Input records:
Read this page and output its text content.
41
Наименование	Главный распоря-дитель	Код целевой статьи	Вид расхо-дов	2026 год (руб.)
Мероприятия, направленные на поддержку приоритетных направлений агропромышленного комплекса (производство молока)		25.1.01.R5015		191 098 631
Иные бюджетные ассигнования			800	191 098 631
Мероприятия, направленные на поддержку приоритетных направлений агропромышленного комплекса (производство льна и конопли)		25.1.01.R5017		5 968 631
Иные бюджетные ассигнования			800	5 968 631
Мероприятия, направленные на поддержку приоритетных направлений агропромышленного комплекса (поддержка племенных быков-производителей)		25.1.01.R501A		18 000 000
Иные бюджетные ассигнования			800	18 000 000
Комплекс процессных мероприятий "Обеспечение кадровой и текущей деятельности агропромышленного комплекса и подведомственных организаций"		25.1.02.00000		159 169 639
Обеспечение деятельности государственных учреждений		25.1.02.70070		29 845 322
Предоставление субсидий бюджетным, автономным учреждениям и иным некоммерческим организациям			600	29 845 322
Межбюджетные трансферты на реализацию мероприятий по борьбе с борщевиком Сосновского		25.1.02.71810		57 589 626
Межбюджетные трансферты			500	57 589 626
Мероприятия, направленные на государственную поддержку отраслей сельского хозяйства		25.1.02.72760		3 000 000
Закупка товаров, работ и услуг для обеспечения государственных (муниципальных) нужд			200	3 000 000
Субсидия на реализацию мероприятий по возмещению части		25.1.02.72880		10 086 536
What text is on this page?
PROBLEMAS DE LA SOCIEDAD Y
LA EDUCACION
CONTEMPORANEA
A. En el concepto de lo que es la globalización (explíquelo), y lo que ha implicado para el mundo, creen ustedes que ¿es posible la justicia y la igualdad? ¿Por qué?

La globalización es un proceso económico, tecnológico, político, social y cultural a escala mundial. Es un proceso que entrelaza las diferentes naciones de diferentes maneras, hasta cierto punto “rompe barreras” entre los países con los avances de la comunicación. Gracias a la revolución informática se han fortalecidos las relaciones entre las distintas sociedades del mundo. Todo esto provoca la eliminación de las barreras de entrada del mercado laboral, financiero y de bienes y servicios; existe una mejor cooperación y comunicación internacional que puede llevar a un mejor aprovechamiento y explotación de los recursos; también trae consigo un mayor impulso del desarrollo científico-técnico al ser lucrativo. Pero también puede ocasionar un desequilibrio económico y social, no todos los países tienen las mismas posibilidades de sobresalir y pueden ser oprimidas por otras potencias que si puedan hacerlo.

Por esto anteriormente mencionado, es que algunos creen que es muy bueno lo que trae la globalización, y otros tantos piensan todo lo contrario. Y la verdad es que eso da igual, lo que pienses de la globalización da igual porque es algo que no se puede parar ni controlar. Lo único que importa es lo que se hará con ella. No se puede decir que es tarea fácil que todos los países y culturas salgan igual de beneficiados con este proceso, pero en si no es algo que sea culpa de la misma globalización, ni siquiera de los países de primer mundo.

Task brief: Go back to the listing above and please repeat it exactly.

Final result:
Read this page and output its text content.
41
Наименование	Главный распоря-дитель	Код целевой статьи	Вид расхо-дов	2026 год (руб.)
Мероприятия, направленные на поддержку приоритетных направлений агропромышленного комплекса (производство молока)		25.1.01.R5015		191 098 631
Иные бюджетные ассигнования			800	191 098 631
Мероприятия, направленные на поддержку приоритетных направлений агропромышленного комплекса (производство льна и конопли)		25.1.01.R5017		5 968 631
Иные бюджетные ассигнования			800	5 968 631
Мероприятия, направленные на поддержку приоритетных направлений агропромышленного комплекса (поддержка племенных быков-производителей)		25.1.01.R501A		18 000 000
Иные бюджетные ассигнования			800	18 000 000
Комплекс процессных мероприятий "Обеспечение кадровой и текущей деятельности агропромышленного комплекса и подведомственных организаций"		25.1.02.00000		159 169 639
Обеспечение деятельности государственных учреждений		25.1.02.70070		29 845 322
Предоставление субсидий бюджетным, автономным учреждениям и иным некоммерческим организациям			600	29 845 322
Межбюджетные трансферты на реализацию мероприятий по борьбе с борщевиком Сосновского		25.1.02.71810		57 589 626
Межбюджетные трансферты			500	57 589 626
Мероприятия, направленные на государственную поддержку отраслей сельского хозяйства		25.1.02.72760		3 000 000
Закупка товаров, работ и услуг для обеспечения государственных (муниципальных) нужд			200	3 000 000
Субсидия на реализацию мероприятий по возмещению части		25.1.02.72880		10 086 536
What text is on this page?
PROBLEMAS DE LA SOCIEDAD Y
LA EDUCACION
CONTEMPORANEA
A. En el concepto de lo que es la globalización (explíquelo), y lo que ha implicado para el mundo, creen ustedes que ¿es posible la justicia y la igualdad? ¿Por qué?

La globalización es un proceso económico, tecnológico, político, social y cultural a escala mundial. Es un proceso que entrelaza las diferentes naciones de diferentes maneras, hasta cierto punto “rompe barreras” entre los países con los avances de la comunicación. Gracias a la revolución informática se han fortalecidos las relaciones entre las distintas sociedades del mundo. Todo esto provoca la eliminación de las barreras de entrada del mercado laboral, financiero y de bienes y servicios; existe una mejor cooperación y comunicación internacional que puede llevar a un mejor aprovechamiento y explotación de los recursos; también trae consigo un mayor impulso del desarrollo científico-técnico al ser lucrativo. Pero también puede ocasionar un desequilibrio económico y social, no todos los países tienen las mismas posibilidades de sobresalir y pueden ser oprimidas por otras potencias que si puedan hacerlo.

Por esto anteriormente mencionado, es que algunos creen que es muy bueno lo que trae la globalización, y otros tantos piensan todo lo contrario. Y la verdad es que eso da igual, lo que pienses de la globalización da igual porque es algo que no se puede parar ni controlar. Lo único que importa es lo que se hará con ella. No se puede decir que es tarea fácil que todos los países y culturas salgan igual de beneficiados con este proceso, pero en si no es algo que sea culpa de la misma globalización, ni siquiera de los países de primer mundo.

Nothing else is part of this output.